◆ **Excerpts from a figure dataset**
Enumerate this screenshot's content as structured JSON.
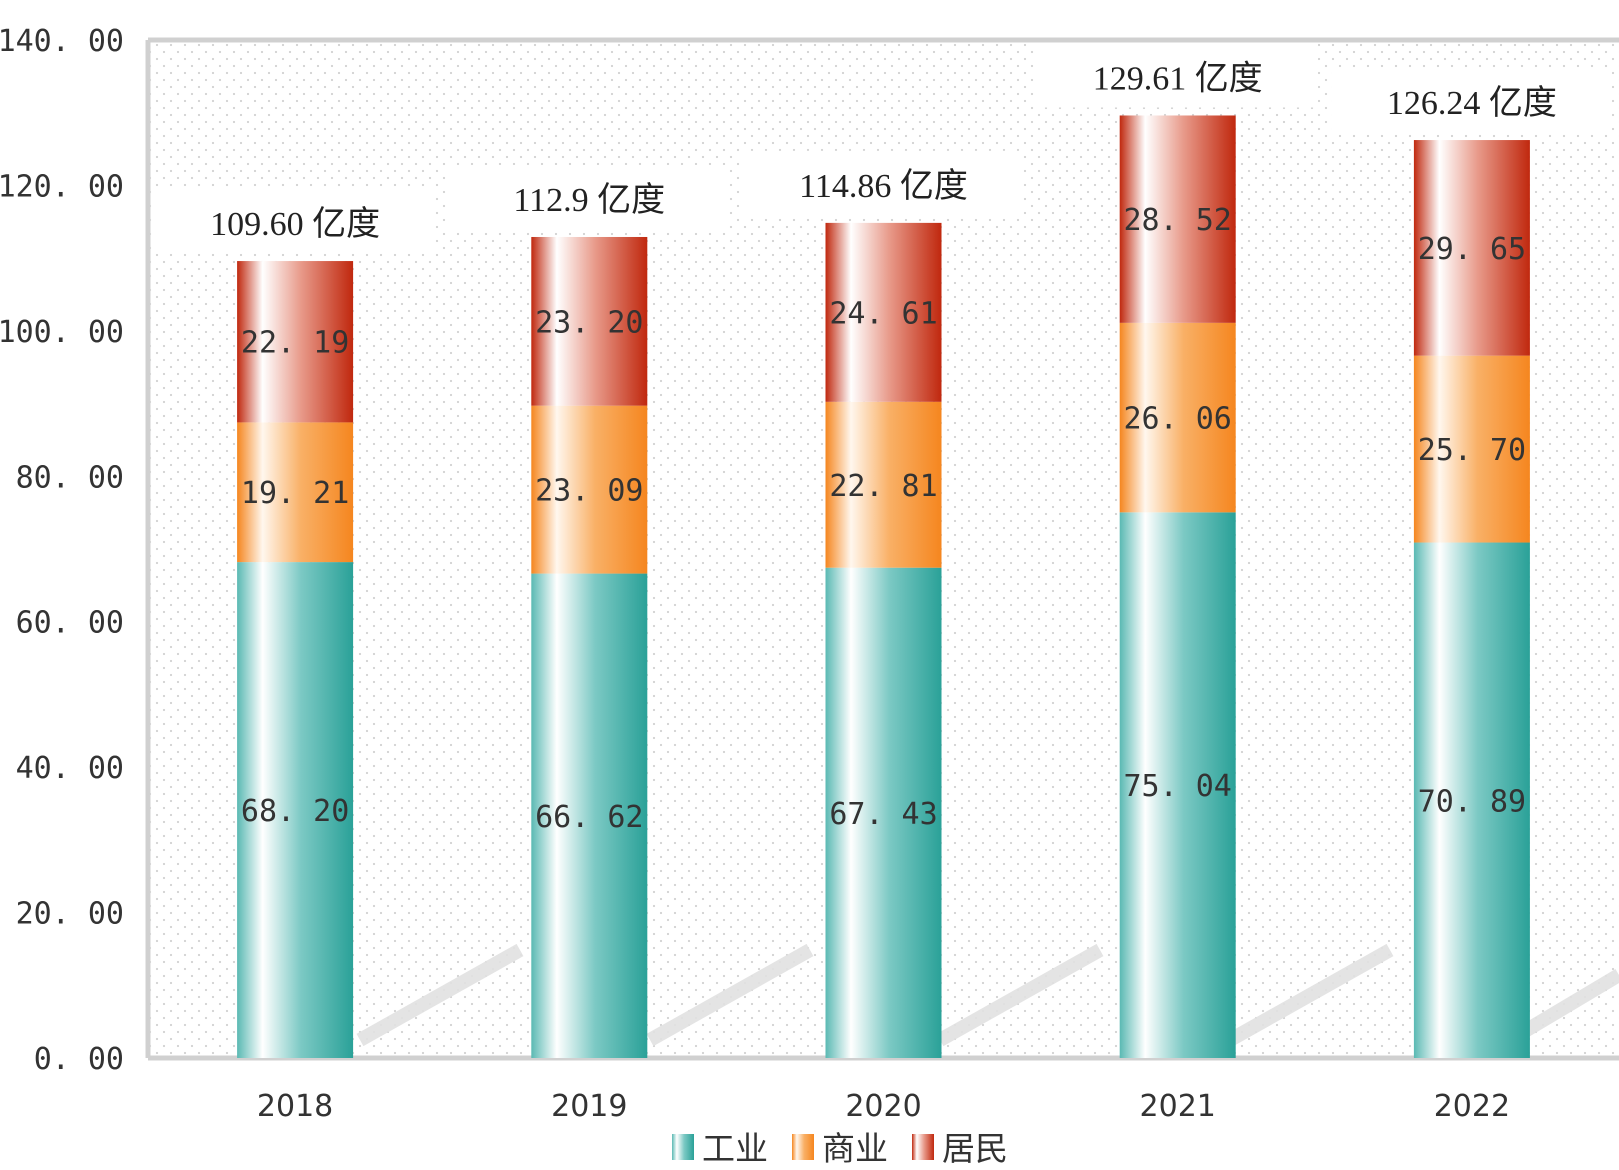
{
  "chart_data": {
    "type": "bar",
    "stacked": true,
    "categories": [
      "2018",
      "2019",
      "2020",
      "2021",
      "2022"
    ],
    "series": [
      {
        "name": "工业",
        "values": [
          68.2,
          66.62,
          67.43,
          75.04,
          70.89
        ],
        "labels": [
          "68. 20",
          "66. 62",
          "67. 43",
          "75. 04",
          "70. 89"
        ],
        "color": "#2aa198"
      },
      {
        "name": "商业",
        "values": [
          19.21,
          23.09,
          22.81,
          26.06,
          25.7
        ],
        "labels": [
          "19. 21",
          "23. 09",
          "22. 81",
          "26. 06",
          "25. 70"
        ],
        "color": "#f5861f"
      },
      {
        "name": "居民",
        "values": [
          22.19,
          23.2,
          24.61,
          28.52,
          29.65
        ],
        "labels": [
          "22. 19",
          "23. 20",
          "24. 61",
          "28. 52",
          "29. 65"
        ],
        "color": "#c0280e"
      }
    ],
    "totals": [
      "109.60 亿度",
      "112.9 亿度",
      "114.86 亿度",
      "129.61 亿度",
      "126.24 亿度"
    ],
    "yticks": [
      "0. 00",
      "20. 00",
      "40. 00",
      "60. 00",
      "80. 00",
      "100. 00",
      "120. 00",
      "140. 00"
    ],
    "ylim": [
      0,
      140
    ],
    "title": "",
    "xlabel": "",
    "ylabel": "",
    "legend_position": "bottom"
  }
}
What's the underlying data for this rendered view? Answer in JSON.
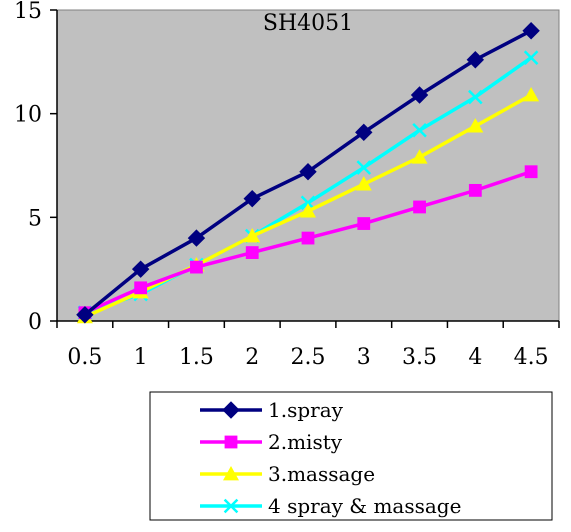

◆ **TASK TO CARRY OUT**
Copy each line of the data that contains the word "this".

◆ **RESULT**
Enumerate this screenshot's content as structured JSON.
What's the underlying data for this rendered view? Answer in JSON.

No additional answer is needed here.